▶ Exercise details
Skip any picture you find and retype all the remaining lines exactly.

(Stored entries)
....
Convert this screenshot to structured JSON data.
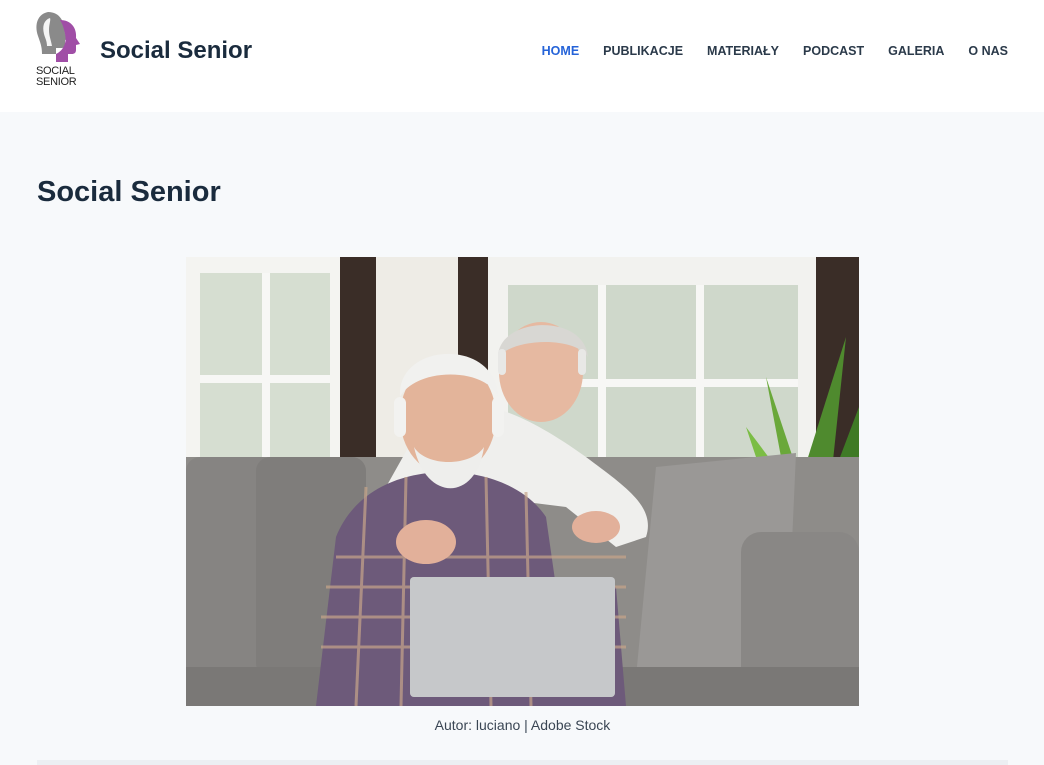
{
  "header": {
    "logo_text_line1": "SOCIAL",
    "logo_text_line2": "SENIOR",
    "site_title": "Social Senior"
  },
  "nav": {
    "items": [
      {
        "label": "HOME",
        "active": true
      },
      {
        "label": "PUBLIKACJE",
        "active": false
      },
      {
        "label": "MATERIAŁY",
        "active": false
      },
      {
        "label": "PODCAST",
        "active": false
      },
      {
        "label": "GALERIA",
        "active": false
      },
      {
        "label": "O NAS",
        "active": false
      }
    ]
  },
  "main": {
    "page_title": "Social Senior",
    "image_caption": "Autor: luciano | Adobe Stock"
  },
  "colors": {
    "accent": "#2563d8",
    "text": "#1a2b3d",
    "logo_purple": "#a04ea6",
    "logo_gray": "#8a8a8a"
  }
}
....
▶ Result of the task
Convert this screenshot to structured JSON data.
{
  "header": {
    "logo_text_line1": "SOCIAL",
    "logo_text_line2": "SENIOR",
    "site_title": "Social Senior"
  },
  "nav": {
    "items": [
      {
        "label": "HOME",
        "active": true
      },
      {
        "label": "PUBLIKACJE",
        "active": false
      },
      {
        "label": "MATERIAŁY",
        "active": false
      },
      {
        "label": "PODCAST",
        "active": false
      },
      {
        "label": "GALERIA",
        "active": false
      },
      {
        "label": "O NAS",
        "active": false
      }
    ]
  },
  "main": {
    "page_title": "Social Senior",
    "image_caption": "Autor: luciano | Adobe Stock"
  },
  "colors": {
    "accent": "#2563d8",
    "text": "#1a2b3d",
    "logo_purple": "#a04ea6",
    "logo_gray": "#8a8a8a"
  }
}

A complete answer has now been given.